### WORK TO BE COMPLETED
Tally the lines holding "免洗抗菌清洁护理帽" and state only that figure.

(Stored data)
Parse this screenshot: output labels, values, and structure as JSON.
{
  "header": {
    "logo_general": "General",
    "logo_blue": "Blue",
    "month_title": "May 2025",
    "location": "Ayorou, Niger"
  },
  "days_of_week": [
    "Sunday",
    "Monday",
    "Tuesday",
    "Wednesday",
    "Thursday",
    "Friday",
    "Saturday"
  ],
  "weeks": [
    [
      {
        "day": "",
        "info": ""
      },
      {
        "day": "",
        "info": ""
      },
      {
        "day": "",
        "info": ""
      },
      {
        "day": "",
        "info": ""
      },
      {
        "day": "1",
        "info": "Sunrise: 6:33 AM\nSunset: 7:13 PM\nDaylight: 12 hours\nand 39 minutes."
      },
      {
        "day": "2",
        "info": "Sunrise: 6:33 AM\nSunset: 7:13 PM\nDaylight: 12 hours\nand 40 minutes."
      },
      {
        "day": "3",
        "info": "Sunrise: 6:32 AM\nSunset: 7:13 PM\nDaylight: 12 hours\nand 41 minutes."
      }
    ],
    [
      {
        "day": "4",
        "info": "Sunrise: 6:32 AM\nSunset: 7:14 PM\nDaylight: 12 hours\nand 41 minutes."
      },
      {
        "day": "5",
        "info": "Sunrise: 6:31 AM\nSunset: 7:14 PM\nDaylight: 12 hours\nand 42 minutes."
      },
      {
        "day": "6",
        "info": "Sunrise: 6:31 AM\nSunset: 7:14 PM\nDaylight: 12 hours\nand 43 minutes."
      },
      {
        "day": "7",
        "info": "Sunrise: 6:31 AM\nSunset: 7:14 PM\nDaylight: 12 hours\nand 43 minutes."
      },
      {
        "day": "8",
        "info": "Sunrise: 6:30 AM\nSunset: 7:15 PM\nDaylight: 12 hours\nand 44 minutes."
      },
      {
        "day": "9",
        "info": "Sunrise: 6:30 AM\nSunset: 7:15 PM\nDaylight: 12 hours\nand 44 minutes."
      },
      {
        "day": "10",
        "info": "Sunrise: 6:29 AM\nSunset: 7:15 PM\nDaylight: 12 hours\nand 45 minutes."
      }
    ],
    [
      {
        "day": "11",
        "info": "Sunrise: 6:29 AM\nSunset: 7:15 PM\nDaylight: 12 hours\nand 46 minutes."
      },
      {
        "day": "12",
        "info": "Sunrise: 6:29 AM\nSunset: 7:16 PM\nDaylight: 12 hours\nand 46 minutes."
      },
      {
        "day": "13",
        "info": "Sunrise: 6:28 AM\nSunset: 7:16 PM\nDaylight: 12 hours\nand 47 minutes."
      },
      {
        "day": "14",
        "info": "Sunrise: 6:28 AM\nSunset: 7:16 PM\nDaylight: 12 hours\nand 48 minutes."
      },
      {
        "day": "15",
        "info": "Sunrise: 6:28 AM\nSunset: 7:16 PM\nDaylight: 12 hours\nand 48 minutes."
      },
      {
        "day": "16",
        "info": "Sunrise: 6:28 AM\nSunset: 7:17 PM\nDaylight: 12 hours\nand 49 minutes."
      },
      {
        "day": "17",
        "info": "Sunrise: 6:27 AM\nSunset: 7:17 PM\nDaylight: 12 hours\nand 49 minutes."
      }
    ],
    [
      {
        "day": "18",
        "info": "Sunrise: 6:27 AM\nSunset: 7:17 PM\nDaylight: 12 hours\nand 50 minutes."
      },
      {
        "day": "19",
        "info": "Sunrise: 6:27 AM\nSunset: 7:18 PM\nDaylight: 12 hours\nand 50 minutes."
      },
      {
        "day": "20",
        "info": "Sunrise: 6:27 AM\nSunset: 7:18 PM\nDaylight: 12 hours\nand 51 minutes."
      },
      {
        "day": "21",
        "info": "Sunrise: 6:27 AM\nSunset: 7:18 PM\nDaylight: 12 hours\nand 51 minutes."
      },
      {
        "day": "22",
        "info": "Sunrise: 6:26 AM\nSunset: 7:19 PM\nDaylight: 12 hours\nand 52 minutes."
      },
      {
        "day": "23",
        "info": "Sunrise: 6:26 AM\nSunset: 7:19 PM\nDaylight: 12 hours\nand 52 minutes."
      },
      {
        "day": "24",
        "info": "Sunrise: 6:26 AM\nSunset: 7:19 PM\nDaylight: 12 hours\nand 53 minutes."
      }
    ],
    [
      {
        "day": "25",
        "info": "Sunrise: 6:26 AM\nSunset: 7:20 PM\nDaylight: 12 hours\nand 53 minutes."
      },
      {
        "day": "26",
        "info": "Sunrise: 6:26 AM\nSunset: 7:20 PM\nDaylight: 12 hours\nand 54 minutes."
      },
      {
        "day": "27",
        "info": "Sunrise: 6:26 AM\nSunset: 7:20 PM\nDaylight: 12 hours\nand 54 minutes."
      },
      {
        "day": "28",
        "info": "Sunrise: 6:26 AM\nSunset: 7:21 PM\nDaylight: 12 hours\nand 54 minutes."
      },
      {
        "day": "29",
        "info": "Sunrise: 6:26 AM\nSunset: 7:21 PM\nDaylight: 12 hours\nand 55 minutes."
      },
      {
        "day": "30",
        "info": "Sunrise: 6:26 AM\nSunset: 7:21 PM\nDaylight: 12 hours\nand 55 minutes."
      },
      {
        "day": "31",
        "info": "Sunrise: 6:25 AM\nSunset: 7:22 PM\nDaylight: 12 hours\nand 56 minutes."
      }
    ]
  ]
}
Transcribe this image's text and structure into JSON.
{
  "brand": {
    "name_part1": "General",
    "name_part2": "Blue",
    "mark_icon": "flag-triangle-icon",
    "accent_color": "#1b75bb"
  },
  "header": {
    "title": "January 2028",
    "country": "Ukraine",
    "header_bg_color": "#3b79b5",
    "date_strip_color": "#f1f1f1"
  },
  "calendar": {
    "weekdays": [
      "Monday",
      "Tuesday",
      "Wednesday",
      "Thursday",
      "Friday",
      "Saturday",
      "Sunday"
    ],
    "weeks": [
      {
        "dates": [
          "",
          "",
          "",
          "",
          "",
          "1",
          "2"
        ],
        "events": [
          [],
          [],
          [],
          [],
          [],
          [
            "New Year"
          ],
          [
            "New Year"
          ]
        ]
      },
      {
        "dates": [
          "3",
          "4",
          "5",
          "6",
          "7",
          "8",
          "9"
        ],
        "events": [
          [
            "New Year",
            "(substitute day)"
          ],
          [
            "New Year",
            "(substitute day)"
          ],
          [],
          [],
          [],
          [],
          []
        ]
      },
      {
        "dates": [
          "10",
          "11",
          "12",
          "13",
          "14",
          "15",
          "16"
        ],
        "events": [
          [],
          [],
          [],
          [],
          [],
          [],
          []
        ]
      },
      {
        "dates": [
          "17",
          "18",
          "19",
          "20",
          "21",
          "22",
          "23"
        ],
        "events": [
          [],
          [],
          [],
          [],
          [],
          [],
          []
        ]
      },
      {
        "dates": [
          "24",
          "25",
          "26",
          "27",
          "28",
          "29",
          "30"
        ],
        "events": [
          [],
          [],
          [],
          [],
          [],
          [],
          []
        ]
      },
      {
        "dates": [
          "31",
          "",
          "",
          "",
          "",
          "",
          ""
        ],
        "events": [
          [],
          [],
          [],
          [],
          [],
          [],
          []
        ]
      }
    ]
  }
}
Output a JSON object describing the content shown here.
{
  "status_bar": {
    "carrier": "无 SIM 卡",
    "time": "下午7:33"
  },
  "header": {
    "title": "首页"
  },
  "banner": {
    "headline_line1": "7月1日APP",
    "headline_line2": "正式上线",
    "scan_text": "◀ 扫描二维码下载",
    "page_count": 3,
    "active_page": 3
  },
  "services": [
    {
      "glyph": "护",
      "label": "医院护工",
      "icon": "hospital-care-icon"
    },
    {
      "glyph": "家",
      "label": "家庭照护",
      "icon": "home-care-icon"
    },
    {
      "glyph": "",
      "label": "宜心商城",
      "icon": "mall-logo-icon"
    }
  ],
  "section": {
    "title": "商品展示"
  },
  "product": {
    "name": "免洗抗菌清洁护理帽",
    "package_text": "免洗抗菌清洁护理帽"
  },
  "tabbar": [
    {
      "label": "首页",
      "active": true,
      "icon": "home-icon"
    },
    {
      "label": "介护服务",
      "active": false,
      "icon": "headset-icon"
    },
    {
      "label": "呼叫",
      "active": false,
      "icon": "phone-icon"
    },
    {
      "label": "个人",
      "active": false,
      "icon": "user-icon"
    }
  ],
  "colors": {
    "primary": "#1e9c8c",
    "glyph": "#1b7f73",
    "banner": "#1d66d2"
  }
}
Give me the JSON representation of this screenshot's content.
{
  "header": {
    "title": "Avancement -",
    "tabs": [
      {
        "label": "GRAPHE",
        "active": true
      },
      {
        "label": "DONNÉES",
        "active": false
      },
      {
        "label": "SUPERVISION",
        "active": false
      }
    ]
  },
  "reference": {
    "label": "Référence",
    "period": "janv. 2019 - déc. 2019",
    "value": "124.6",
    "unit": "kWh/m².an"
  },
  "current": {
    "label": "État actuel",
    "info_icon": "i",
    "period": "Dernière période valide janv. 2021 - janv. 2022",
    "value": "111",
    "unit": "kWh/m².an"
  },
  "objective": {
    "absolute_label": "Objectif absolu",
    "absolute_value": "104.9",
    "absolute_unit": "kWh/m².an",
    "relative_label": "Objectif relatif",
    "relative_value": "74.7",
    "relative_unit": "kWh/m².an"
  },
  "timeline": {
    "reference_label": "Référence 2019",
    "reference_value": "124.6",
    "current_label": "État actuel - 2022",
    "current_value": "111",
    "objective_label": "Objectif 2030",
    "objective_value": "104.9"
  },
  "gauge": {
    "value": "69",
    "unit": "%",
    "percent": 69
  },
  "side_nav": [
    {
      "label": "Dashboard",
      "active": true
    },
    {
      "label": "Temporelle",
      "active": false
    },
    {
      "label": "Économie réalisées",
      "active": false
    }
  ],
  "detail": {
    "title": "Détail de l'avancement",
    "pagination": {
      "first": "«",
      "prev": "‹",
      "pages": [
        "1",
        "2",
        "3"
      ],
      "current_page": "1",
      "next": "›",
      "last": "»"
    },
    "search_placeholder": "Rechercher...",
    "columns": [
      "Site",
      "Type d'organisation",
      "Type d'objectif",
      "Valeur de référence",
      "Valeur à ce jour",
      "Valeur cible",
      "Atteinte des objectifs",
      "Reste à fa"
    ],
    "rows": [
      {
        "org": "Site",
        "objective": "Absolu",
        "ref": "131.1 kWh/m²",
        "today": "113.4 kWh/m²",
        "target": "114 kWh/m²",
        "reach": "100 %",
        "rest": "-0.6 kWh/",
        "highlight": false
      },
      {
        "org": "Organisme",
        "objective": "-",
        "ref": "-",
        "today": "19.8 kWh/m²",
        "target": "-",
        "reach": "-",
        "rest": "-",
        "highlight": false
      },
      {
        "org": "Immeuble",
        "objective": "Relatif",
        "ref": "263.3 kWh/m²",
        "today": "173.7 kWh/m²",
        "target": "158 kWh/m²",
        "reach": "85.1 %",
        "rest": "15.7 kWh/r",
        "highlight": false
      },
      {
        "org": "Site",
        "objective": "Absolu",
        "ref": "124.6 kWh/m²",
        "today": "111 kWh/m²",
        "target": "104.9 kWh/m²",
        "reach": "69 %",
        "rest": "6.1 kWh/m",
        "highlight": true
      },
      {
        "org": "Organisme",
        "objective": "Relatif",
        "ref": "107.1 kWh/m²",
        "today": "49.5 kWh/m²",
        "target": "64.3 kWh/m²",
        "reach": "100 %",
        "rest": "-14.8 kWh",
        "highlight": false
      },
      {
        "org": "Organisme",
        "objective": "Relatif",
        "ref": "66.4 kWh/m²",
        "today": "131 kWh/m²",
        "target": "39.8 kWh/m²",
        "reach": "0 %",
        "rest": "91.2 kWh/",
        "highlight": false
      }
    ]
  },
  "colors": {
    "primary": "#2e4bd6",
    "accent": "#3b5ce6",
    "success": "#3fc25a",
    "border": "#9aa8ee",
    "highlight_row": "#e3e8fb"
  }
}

### RESULT OF THIS TASK
2